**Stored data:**

-----

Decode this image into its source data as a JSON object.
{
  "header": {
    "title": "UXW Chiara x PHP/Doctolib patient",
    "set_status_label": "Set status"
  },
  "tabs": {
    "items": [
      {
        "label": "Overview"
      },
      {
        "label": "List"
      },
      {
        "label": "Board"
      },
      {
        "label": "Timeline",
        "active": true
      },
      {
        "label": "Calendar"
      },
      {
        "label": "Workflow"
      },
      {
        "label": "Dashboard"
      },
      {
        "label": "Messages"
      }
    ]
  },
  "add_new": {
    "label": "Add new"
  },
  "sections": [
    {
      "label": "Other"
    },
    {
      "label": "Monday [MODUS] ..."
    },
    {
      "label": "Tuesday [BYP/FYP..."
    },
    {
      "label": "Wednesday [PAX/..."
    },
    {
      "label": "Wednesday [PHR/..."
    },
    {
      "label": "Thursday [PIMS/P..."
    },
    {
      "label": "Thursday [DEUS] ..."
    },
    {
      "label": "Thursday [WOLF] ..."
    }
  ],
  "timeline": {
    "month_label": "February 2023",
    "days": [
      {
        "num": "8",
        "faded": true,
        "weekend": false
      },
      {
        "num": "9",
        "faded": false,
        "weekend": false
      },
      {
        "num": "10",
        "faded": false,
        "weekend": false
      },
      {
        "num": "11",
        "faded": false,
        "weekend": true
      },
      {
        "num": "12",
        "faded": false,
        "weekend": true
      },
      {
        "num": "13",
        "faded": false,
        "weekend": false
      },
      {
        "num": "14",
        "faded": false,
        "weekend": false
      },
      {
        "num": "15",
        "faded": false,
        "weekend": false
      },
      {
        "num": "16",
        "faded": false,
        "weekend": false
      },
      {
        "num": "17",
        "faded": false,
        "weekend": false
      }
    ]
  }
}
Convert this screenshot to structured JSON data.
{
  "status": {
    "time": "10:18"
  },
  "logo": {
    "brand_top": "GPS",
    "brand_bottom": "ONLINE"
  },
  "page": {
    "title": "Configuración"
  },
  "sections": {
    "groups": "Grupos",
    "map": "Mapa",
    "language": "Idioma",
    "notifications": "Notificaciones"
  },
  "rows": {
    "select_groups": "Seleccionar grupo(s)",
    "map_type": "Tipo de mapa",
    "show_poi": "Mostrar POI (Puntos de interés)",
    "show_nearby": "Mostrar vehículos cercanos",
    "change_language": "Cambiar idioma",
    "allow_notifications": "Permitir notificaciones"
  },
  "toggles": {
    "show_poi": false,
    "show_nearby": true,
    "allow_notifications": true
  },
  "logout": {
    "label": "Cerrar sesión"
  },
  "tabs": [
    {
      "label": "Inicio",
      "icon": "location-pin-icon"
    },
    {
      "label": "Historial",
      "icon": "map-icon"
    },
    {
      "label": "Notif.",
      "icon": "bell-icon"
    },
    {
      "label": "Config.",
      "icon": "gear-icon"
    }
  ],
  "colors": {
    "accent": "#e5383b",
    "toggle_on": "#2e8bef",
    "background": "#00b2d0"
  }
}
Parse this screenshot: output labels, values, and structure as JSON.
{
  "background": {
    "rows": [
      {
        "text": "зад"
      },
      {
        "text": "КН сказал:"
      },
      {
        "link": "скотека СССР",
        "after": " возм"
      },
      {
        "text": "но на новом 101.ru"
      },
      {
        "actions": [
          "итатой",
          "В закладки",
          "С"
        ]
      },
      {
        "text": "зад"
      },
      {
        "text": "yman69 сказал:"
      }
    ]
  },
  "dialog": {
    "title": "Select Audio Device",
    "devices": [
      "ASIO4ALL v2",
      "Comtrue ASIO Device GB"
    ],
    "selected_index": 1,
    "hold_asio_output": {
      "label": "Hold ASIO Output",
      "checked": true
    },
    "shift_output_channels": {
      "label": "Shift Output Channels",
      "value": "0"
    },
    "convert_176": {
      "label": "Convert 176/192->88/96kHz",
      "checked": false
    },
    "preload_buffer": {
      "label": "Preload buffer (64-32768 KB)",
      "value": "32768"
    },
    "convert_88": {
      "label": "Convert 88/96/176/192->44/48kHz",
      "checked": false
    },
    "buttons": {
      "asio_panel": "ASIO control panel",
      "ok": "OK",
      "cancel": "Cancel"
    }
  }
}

-----

**Your goal:** Check every line for "title" and show the ones that have it.

**Output for this exercise:**
    "title": "UXW Chiara x PHP/Doctolib patient",
    "title": "Configuración"
    "title": "Select Audio Device",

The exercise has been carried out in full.